Short problem: Copy all lines holding the word "child" from the entries.

(Items listed in a dataset)
──────

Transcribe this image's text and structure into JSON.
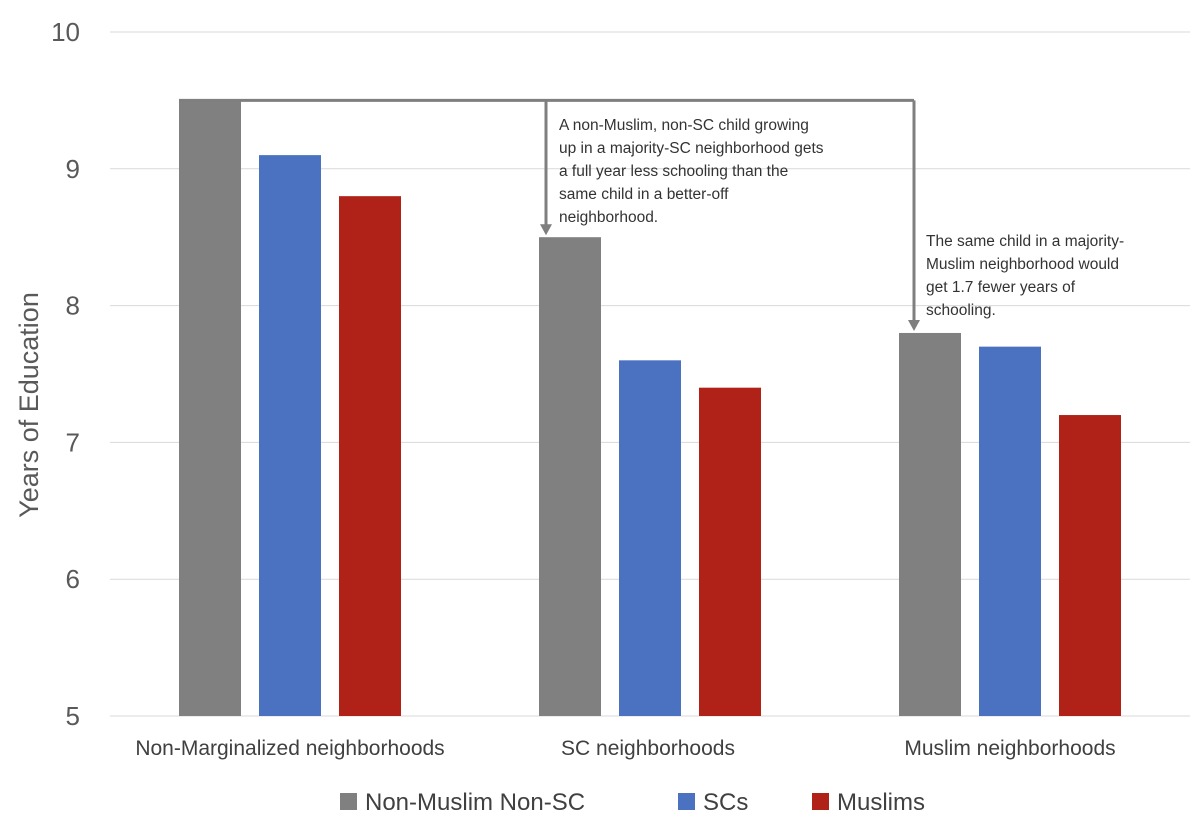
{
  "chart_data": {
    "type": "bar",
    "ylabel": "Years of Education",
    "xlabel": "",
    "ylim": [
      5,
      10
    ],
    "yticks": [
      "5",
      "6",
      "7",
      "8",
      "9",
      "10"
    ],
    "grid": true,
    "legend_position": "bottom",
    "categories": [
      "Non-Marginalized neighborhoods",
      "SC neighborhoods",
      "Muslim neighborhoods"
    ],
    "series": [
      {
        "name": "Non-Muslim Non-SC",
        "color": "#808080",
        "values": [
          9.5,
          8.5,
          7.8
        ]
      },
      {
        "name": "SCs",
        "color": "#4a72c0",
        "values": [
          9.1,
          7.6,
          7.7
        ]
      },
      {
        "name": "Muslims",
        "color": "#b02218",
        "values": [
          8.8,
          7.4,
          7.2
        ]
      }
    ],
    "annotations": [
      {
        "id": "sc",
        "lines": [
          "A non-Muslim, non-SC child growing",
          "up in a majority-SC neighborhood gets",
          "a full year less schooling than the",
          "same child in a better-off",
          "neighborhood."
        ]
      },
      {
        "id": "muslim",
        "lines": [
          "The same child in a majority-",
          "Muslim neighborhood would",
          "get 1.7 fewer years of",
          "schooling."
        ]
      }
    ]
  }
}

──────

Reply:
          "A non-Muslim, non-SC child growing",
          "same child in a better-off",
          "The same child in a majority-",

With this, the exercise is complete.